• [What this task involves]: Return every entry exactly.

• [Data supplied]:
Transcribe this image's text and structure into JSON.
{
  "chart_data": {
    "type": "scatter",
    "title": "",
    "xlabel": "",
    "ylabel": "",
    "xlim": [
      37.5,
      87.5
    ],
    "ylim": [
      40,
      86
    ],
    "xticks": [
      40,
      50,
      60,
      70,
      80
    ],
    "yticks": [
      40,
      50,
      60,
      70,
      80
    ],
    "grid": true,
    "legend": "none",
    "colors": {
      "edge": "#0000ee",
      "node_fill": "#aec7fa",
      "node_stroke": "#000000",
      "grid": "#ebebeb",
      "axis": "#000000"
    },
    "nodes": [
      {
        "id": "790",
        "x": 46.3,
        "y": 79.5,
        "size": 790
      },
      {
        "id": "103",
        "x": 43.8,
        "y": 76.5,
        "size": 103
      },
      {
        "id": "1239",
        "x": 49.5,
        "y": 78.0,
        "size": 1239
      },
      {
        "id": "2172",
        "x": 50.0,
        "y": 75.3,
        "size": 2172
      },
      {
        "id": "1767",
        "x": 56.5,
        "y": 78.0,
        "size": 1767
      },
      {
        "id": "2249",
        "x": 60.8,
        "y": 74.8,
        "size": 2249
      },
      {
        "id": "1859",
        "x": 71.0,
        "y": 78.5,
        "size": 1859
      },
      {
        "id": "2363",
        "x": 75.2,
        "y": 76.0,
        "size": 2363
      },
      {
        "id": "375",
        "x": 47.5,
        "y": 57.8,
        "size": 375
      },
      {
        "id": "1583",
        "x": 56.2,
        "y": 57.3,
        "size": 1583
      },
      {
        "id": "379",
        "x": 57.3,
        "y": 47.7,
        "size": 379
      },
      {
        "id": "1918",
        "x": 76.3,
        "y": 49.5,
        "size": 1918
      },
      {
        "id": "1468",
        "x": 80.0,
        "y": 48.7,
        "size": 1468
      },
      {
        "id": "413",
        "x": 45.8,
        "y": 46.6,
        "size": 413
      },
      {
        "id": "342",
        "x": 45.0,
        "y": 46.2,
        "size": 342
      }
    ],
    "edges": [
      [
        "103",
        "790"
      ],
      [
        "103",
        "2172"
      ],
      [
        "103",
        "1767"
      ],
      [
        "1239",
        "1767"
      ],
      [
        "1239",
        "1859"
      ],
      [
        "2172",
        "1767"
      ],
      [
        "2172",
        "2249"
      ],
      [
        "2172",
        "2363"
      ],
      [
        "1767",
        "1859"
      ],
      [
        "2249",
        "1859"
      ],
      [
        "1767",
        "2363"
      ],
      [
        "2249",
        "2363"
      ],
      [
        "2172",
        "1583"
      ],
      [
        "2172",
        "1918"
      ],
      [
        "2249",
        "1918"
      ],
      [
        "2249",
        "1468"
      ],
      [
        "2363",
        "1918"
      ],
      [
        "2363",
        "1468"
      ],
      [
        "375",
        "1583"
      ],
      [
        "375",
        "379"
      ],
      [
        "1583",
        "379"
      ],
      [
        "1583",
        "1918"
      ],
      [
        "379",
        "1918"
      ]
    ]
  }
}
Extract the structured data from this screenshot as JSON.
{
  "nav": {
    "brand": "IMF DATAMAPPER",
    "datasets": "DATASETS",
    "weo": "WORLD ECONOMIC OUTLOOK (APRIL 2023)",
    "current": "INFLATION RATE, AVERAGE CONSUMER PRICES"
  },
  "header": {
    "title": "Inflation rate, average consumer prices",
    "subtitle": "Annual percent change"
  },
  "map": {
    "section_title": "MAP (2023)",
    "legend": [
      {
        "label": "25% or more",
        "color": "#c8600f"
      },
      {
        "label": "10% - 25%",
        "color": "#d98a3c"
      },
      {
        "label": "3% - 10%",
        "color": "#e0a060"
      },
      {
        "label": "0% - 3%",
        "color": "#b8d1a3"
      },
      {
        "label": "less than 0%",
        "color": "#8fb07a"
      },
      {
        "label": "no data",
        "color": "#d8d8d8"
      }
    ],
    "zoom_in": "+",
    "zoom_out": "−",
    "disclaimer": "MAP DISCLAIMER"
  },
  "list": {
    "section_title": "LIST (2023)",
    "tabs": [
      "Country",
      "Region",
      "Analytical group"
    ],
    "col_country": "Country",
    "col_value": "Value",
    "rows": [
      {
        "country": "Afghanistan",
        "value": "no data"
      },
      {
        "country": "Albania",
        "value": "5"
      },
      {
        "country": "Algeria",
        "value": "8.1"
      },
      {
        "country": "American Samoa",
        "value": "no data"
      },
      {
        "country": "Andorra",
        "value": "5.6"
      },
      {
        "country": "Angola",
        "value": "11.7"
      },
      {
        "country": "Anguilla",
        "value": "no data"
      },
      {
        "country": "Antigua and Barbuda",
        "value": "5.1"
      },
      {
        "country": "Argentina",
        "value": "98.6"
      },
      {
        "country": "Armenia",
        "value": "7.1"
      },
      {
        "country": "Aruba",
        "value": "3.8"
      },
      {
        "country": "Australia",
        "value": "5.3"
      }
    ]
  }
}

• [Result]:
Transcribe this image's text and structure into JSON.
{
  "chart_data": {
    "type": "scatter",
    "title": "",
    "xlabel": "",
    "ylabel": "",
    "xlim": [
      37.5,
      87.5
    ],
    "ylim": [
      40,
      86
    ],
    "xticks": [
      40,
      50,
      60,
      70,
      80
    ],
    "yticks": [
      40,
      50,
      60,
      70,
      80
    ],
    "grid": true,
    "legend": "none",
    "colors": {
      "edge": "#0000ee",
      "node_fill": "#aec7fa",
      "node_stroke": "#000000",
      "grid": "#ebebeb",
      "axis": "#000000"
    },
    "nodes": [
      {
        "id": "790",
        "x": 46.3,
        "y": 79.5,
        "size": 790
      },
      {
        "id": "103",
        "x": 43.8,
        "y": 76.5,
        "size": 103
      },
      {
        "id": "1239",
        "x": 49.5,
        "y": 78.0,
        "size": 1239
      },
      {
        "id": "2172",
        "x": 50.0,
        "y": 75.3,
        "size": 2172
      },
      {
        "id": "1767",
        "x": 56.5,
        "y": 78.0,
        "size": 1767
      },
      {
        "id": "2249",
        "x": 60.8,
        "y": 74.8,
        "size": 2249
      },
      {
        "id": "1859",
        "x": 71.0,
        "y": 78.5,
        "size": 1859
      },
      {
        "id": "2363",
        "x": 75.2,
        "y": 76.0,
        "size": 2363
      },
      {
        "id": "375",
        "x": 47.5,
        "y": 57.8,
        "size": 375
      },
      {
        "id": "1583",
        "x": 56.2,
        "y": 57.3,
        "size": 1583
      },
      {
        "id": "379",
        "x": 57.3,
        "y": 47.7,
        "size": 379
      },
      {
        "id": "1918",
        "x": 76.3,
        "y": 49.5,
        "size": 1918
      },
      {
        "id": "1468",
        "x": 80.0,
        "y": 48.7,
        "size": 1468
      },
      {
        "id": "413",
        "x": 45.8,
        "y": 46.6,
        "size": 413
      },
      {
        "id": "342",
        "x": 45.0,
        "y": 46.2,
        "size": 342
      }
    ],
    "edges": [
      [
        "103",
        "790"
      ],
      [
        "103",
        "2172"
      ],
      [
        "103",
        "1767"
      ],
      [
        "1239",
        "1767"
      ],
      [
        "1239",
        "1859"
      ],
      [
        "2172",
        "1767"
      ],
      [
        "2172",
        "2249"
      ],
      [
        "2172",
        "2363"
      ],
      [
        "1767",
        "1859"
      ],
      [
        "2249",
        "1859"
      ],
      [
        "1767",
        "2363"
      ],
      [
        "2249",
        "2363"
      ],
      [
        "2172",
        "1583"
      ],
      [
        "2172",
        "1918"
      ],
      [
        "2249",
        "1918"
      ],
      [
        "2249",
        "1468"
      ],
      [
        "2363",
        "1918"
      ],
      [
        "2363",
        "1468"
      ],
      [
        "375",
        "1583"
      ],
      [
        "375",
        "379"
      ],
      [
        "1583",
        "379"
      ],
      [
        "1583",
        "1918"
      ],
      [
        "379",
        "1918"
      ]
    ]
  }
}
Extract the structured data from this screenshot as JSON.
{
  "nav": {
    "brand": "IMF DATAMAPPER",
    "datasets": "DATASETS",
    "weo": "WORLD ECONOMIC OUTLOOK (APRIL 2023)",
    "current": "INFLATION RATE, AVERAGE CONSUMER PRICES"
  },
  "header": {
    "title": "Inflation rate, average consumer prices",
    "subtitle": "Annual percent change"
  },
  "map": {
    "section_title": "MAP (2023)",
    "legend": [
      {
        "label": "25% or more",
        "color": "#c8600f"
      },
      {
        "label": "10% - 25%",
        "color": "#d98a3c"
      },
      {
        "label": "3% - 10%",
        "color": "#e0a060"
      },
      {
        "label": "0% - 3%",
        "color": "#b8d1a3"
      },
      {
        "label": "less than 0%",
        "color": "#8fb07a"
      },
      {
        "label": "no data",
        "color": "#d8d8d8"
      }
    ],
    "zoom_in": "+",
    "zoom_out": "−",
    "disclaimer": "MAP DISCLAIMER"
  },
  "list": {
    "section_title": "LIST (2023)",
    "tabs": [
      "Country",
      "Region",
      "Analytical group"
    ],
    "col_country": "Country",
    "col_value": "Value",
    "rows": [
      {
        "country": "Afghanistan",
        "value": "no data"
      },
      {
        "country": "Albania",
        "value": "5"
      },
      {
        "country": "Algeria",
        "value": "8.1"
      },
      {
        "country": "American Samoa",
        "value": "no data"
      },
      {
        "country": "Andorra",
        "value": "5.6"
      },
      {
        "country": "Angola",
        "value": "11.7"
      },
      {
        "country": "Anguilla",
        "value": "no data"
      },
      {
        "country": "Antigua and Barbuda",
        "value": "5.1"
      },
      {
        "country": "Argentina",
        "value": "98.6"
      },
      {
        "country": "Armenia",
        "value": "7.1"
      },
      {
        "country": "Aruba",
        "value": "3.8"
      },
      {
        "country": "Australia",
        "value": "5.3"
      }
    ]
  }
}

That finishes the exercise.